• **Required work**
Transcribe every line exactly and omit anything that is a picture.

>> Start Exercise materials

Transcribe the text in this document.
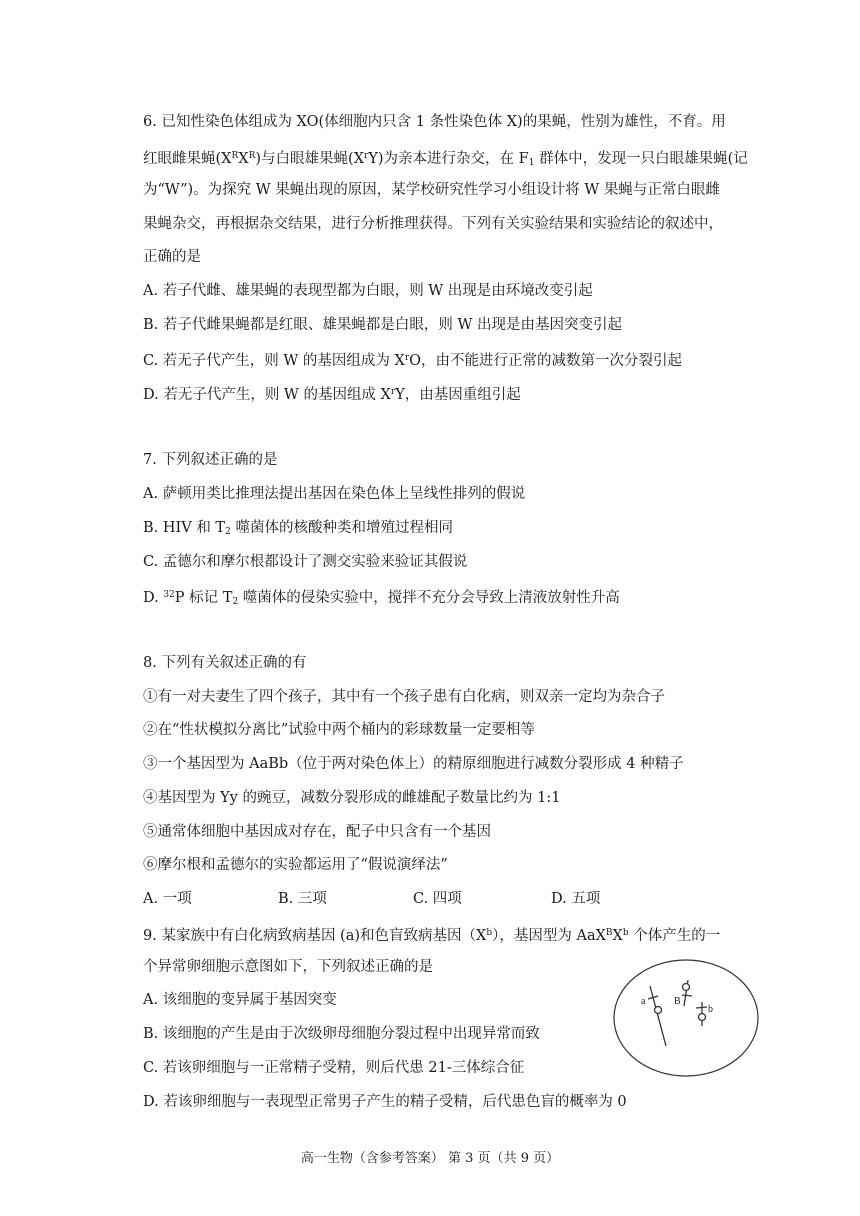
6. 已知性染色体组成为 XO(体细胞内只含 1 条性染色体 X)的果蝇，性别为雄性，不育。用
红眼雌果蝇$(X^RX^R)$与白眼雄果蝇$(X^rY)$为亲本进行杂交，在 $F_1$ 群体中，发现一只白眼雄果蝇(记
为“W”)。为探究 W 果蝇出现的原因，某学校研究性学习小组设计将 W 果蝇与正常白眼雌
果蝇杂交，再根据杂交结果，进行分析推理获得。下列有关实验结果和实验结论的叙述中，
正确的是
A. 若子代雌、雄果蝇的表现型都为白眼，则 W 出现是由环境改变引起
B. 若子代雌果蝇都是红眼、雄果蝇都是白眼，则 W 出现是由基因突变引起
C. 若无子代产生，则 W 的基因组成为 $X^rO$，由不能进行正常的减数第一次分裂引起
D. 若无子代产生，则 W 的基因组成 $X^rY$，由基因重组引起
7. 下列叙述正确的是
A. 萨顿用类比推理法提出基因在染色体上呈线性排列的假说
B. HIV 和 $T_2$ 噬菌体的核酸种类和增殖过程相同
C. 孟德尔和摩尔根都设计了测交实验来验证其假说
D. $^{32}$P 标记 $T_2$ 噬菌体的侵染实验中，搅拌不充分会导致上清液放射性升高
8. 下列有关叙述正确的有
①有一对夫妻生了四个孩子，其中有一个孩子患有白化病，则双亲一定均为杂合子
②在“性状模拟分离比”试验中两个桶内的彩球数量一定要相等
③一个基因型为 AaBb（位于两对染色体上）的精原细胞进行减数分裂形成 4 种精子
④基因型为 Yy 的豌豆，减数分裂形成的雌雄配子数量比约为 1:1
⑤通常体细胞中基因成对存在，配子中只含有一个基因
⑥摩尔根和孟德尔的实验都运用了“假说演绎法”
A. 一项	B. 三项	C. 四项	D. 五项
9. 某家族中有白化病致病基因 (a)和色盲致病基因$(X^b)$，基因型为 $AaX^BX^b$ 个体产生的一
个异常卵细胞示意图如下，下列叙述正确的是
A. 该细胞的变异属于基因突变
B. 该细胞的产生是由于次级卵母细胞分裂过程中出现异常而致
C. 若该卵细胞与一正常精子受精，则后代患 21-三体综合征
D. 若该卵细胞与一表现型正常男子产生的精子受精，后代患色盲的概率为 0
a	B
b
高一生物（含参考答案） 第 3 页（共 9 页）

>> End Exercise materials

• **Correct output**
Transcribe the text in this document.
6. 已知性染色体组成为 XO(体细胞内只含 1 条性染色体 X)的果蝇，性别为雄性，不育。用
红眼雌果蝇$(X^RX^R)$与白眼雄果蝇$(X^rY)$为亲本进行杂交，在 $F_1$ 群体中，发现一只白眼雄果蝇(记
为“W”)。为探究 W 果蝇出现的原因，某学校研究性学习小组设计将 W 果蝇与正常白眼雌
果蝇杂交，再根据杂交结果，进行分析推理获得。下列有关实验结果和实验结论的叙述中，
正确的是
A. 若子代雌、雄果蝇的表现型都为白眼，则 W 出现是由环境改变引起
B. 若子代雌果蝇都是红眼、雄果蝇都是白眼，则 W 出现是由基因突变引起
C. 若无子代产生，则 W 的基因组成为 $X^rO$，由不能进行正常的减数第一次分裂引起
D. 若无子代产生，则 W 的基因组成 $X^rY$，由基因重组引起
7. 下列叙述正确的是
A. 萨顿用类比推理法提出基因在染色体上呈线性排列的假说
B. HIV 和 $T_2$ 噬菌体的核酸种类和增殖过程相同
C. 孟德尔和摩尔根都设计了测交实验来验证其假说
D. $^{32}$P 标记 $T_2$ 噬菌体的侵染实验中，搅拌不充分会导致上清液放射性升高
8. 下列有关叙述正确的有
①有一对夫妻生了四个孩子，其中有一个孩子患有白化病，则双亲一定均为杂合子
②在“性状模拟分离比”试验中两个桶内的彩球数量一定要相等
③一个基因型为 AaBb（位于两对染色体上）的精原细胞进行减数分裂形成 4 种精子
④基因型为 Yy 的豌豆，减数分裂形成的雌雄配子数量比约为 1:1
⑤通常体细胞中基因成对存在，配子中只含有一个基因
⑥摩尔根和孟德尔的实验都运用了“假说演绎法”
A. 一项	B. 三项	C. 四项	D. 五项
9. 某家族中有白化病致病基因 (a)和色盲致病基因$(X^b)$，基因型为 $AaX^BX^b$ 个体产生的一
个异常卵细胞示意图如下，下列叙述正确的是
A. 该细胞的变异属于基因突变
B. 该细胞的产生是由于次级卵母细胞分裂过程中出现异常而致
C. 若该卵细胞与一正常精子受精，则后代患 21-三体综合征
D. 若该卵细胞与一表现型正常男子产生的精子受精，后代患色盲的概率为 0
a	B
b
高一生物（含参考答案） 第 3 页（共 9 页）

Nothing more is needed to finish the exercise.